### Saved entries:
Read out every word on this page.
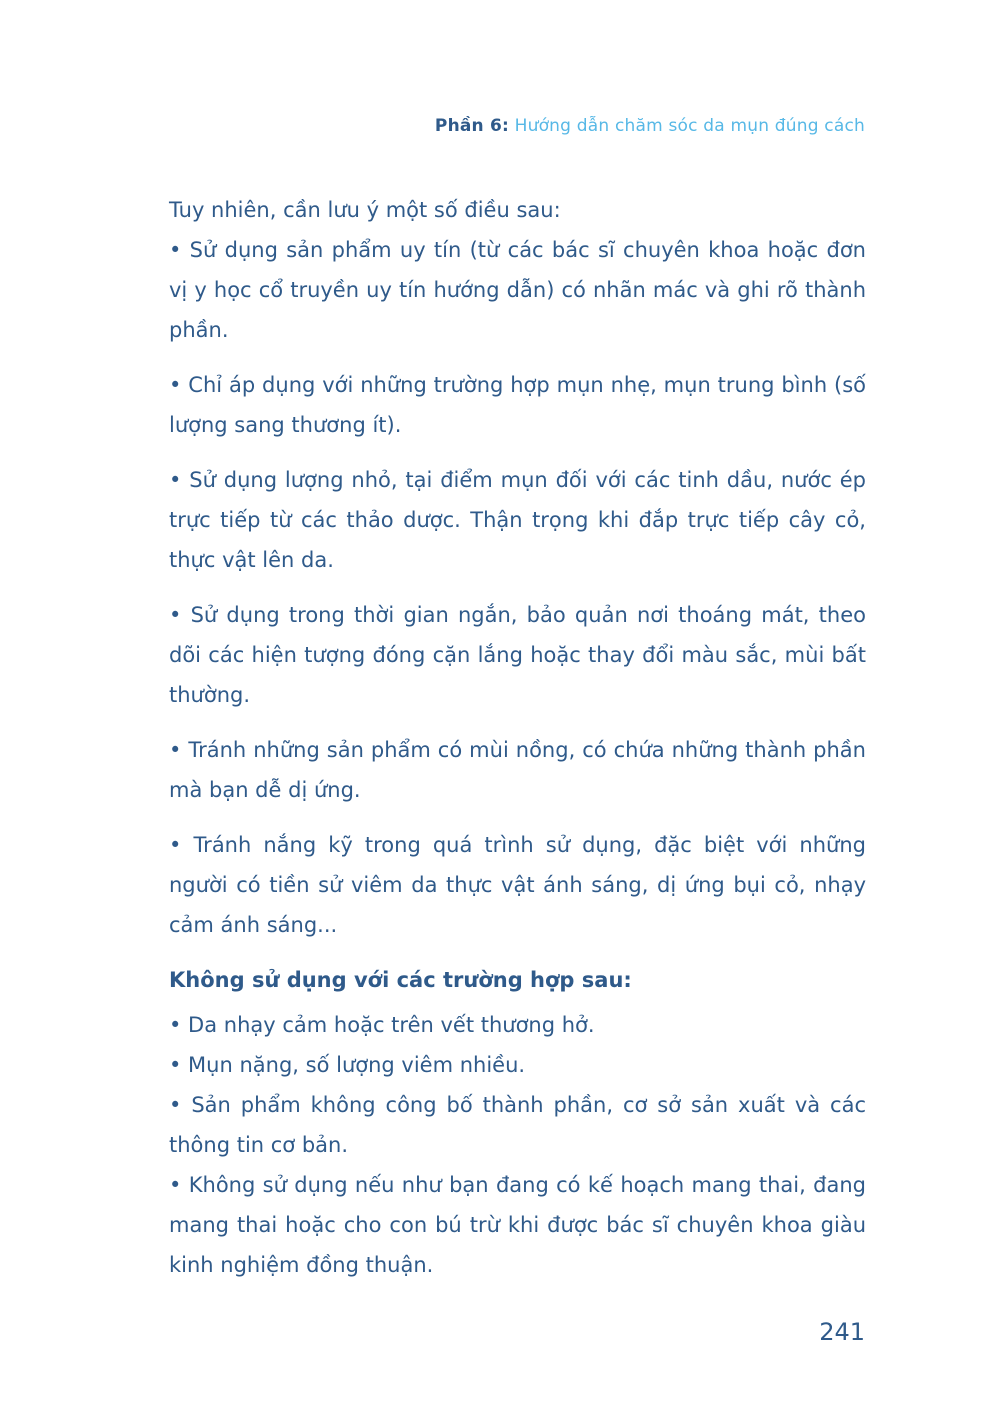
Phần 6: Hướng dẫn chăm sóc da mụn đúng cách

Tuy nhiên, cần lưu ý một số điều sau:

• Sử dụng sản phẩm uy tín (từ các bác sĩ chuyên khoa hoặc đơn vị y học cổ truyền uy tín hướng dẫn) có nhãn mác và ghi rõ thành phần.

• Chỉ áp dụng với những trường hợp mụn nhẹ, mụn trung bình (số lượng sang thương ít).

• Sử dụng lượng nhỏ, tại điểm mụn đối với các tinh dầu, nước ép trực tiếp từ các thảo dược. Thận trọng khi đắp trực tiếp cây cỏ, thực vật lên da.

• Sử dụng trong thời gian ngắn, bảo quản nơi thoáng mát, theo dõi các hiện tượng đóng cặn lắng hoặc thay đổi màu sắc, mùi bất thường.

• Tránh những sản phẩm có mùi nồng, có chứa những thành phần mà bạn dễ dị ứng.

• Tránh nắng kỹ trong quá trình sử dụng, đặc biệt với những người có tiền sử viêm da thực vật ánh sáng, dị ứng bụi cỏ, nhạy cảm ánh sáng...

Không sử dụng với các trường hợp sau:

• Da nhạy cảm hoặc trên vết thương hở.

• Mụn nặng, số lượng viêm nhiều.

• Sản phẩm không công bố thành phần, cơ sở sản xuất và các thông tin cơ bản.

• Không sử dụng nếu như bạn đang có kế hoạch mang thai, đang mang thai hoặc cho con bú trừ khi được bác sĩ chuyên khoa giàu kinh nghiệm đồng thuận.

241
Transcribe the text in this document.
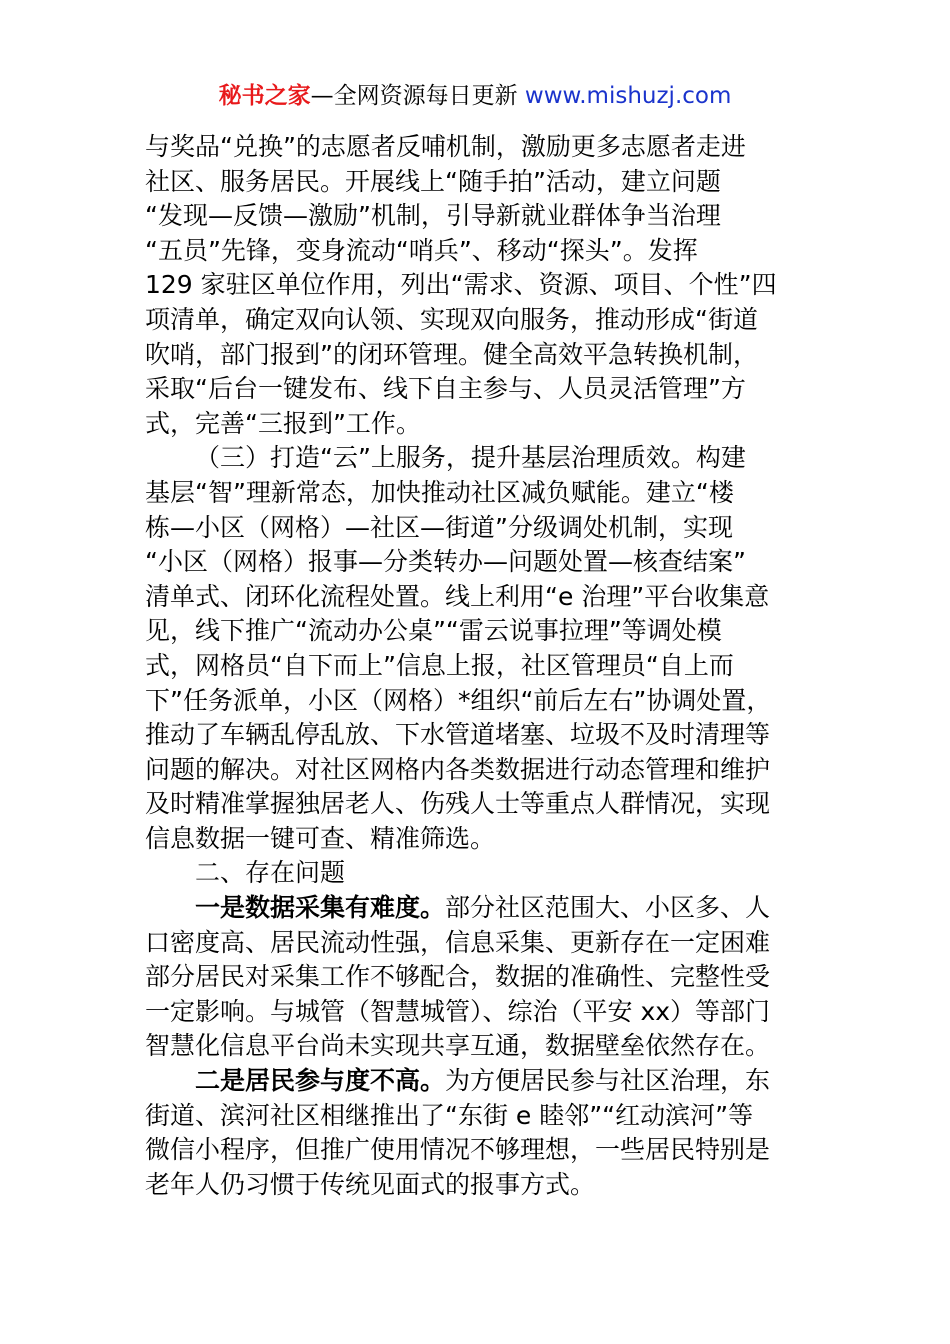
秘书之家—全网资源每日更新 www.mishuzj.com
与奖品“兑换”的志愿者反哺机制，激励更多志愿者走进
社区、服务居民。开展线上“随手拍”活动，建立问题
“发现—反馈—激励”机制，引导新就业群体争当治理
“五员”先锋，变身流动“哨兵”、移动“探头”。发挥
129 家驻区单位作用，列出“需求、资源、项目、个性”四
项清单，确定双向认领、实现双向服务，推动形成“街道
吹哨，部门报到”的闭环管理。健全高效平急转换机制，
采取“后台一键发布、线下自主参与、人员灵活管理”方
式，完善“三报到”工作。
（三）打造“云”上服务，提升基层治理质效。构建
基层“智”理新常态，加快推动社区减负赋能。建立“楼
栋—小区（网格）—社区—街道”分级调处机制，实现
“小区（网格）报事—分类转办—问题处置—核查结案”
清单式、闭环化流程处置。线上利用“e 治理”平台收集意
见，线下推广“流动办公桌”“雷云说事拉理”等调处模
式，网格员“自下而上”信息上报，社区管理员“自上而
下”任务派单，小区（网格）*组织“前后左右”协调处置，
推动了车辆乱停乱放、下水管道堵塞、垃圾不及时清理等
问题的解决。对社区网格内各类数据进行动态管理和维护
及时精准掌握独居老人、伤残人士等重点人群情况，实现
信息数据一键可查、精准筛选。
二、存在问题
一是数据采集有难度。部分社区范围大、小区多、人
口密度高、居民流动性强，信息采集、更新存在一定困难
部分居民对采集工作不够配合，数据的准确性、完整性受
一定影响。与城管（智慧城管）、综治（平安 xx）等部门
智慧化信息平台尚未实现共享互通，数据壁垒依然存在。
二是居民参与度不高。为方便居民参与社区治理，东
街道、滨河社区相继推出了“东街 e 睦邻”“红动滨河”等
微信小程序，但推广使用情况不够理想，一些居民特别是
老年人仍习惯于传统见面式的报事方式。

### Task requirements:
Pictures are not part of the copy; reproduce everything else in the records exactly.

### Task response:
Read out every word on this page.
Phần 6: Hướng dẫn chăm sóc da mụn đúng cách

Tuy nhiên, cần lưu ý một số điều sau:

• Sử dụng sản phẩm uy tín (từ các bác sĩ chuyên khoa hoặc đơn vị y học cổ truyền uy tín hướng dẫn) có nhãn mác và ghi rõ thành phần.

• Chỉ áp dụng với những trường hợp mụn nhẹ, mụn trung bình (số lượng sang thương ít).

• Sử dụng lượng nhỏ, tại điểm mụn đối với các tinh dầu, nước ép trực tiếp từ các thảo dược. Thận trọng khi đắp trực tiếp cây cỏ, thực vật lên da.

• Sử dụng trong thời gian ngắn, bảo quản nơi thoáng mát, theo dõi các hiện tượng đóng cặn lắng hoặc thay đổi màu sắc, mùi bất thường.

• Tránh những sản phẩm có mùi nồng, có chứa những thành phần mà bạn dễ dị ứng.

• Tránh nắng kỹ trong quá trình sử dụng, đặc biệt với những người có tiền sử viêm da thực vật ánh sáng, dị ứng bụi cỏ, nhạy cảm ánh sáng...

Không sử dụng với các trường hợp sau:

• Da nhạy cảm hoặc trên vết thương hở.

• Mụn nặng, số lượng viêm nhiều.

• Sản phẩm không công bố thành phần, cơ sở sản xuất và các thông tin cơ bản.

• Không sử dụng nếu như bạn đang có kế hoạch mang thai, đang mang thai hoặc cho con bú trừ khi được bác sĩ chuyên khoa giàu kinh nghiệm đồng thuận.

241
Transcribe the text in this document.
秘书之家—全网资源每日更新 www.mishuzj.com
与奖品“兑换”的志愿者反哺机制，激励更多志愿者走进
社区、服务居民。开展线上“随手拍”活动，建立问题
“发现—反馈—激励”机制，引导新就业群体争当治理
“五员”先锋，变身流动“哨兵”、移动“探头”。发挥
129 家驻区单位作用，列出“需求、资源、项目、个性”四
项清单，确定双向认领、实现双向服务，推动形成“街道
吹哨，部门报到”的闭环管理。健全高效平急转换机制，
采取“后台一键发布、线下自主参与、人员灵活管理”方
式，完善“三报到”工作。
（三）打造“云”上服务，提升基层治理质效。构建
基层“智”理新常态，加快推动社区减负赋能。建立“楼
栋—小区（网格）—社区—街道”分级调处机制，实现
“小区（网格）报事—分类转办—问题处置—核查结案”
清单式、闭环化流程处置。线上利用“e 治理”平台收集意
见，线下推广“流动办公桌”“雷云说事拉理”等调处模
式，网格员“自下而上”信息上报，社区管理员“自上而
下”任务派单，小区（网格）*组织“前后左右”协调处置，
推动了车辆乱停乱放、下水管道堵塞、垃圾不及时清理等
问题的解决。对社区网格内各类数据进行动态管理和维护
及时精准掌握独居老人、伤残人士等重点人群情况，实现
信息数据一键可查、精准筛选。
二、存在问题
一是数据采集有难度。部分社区范围大、小区多、人
口密度高、居民流动性强，信息采集、更新存在一定困难
部分居民对采集工作不够配合，数据的准确性、完整性受
一定影响。与城管（智慧城管）、综治（平安 xx）等部门
智慧化信息平台尚未实现共享互通，数据壁垒依然存在。
二是居民参与度不高。为方便居民参与社区治理，东
街道、滨河社区相继推出了“东街 e 睦邻”“红动滨河”等
微信小程序，但推广使用情况不够理想，一些居民特别是
老年人仍习惯于传统见面式的报事方式。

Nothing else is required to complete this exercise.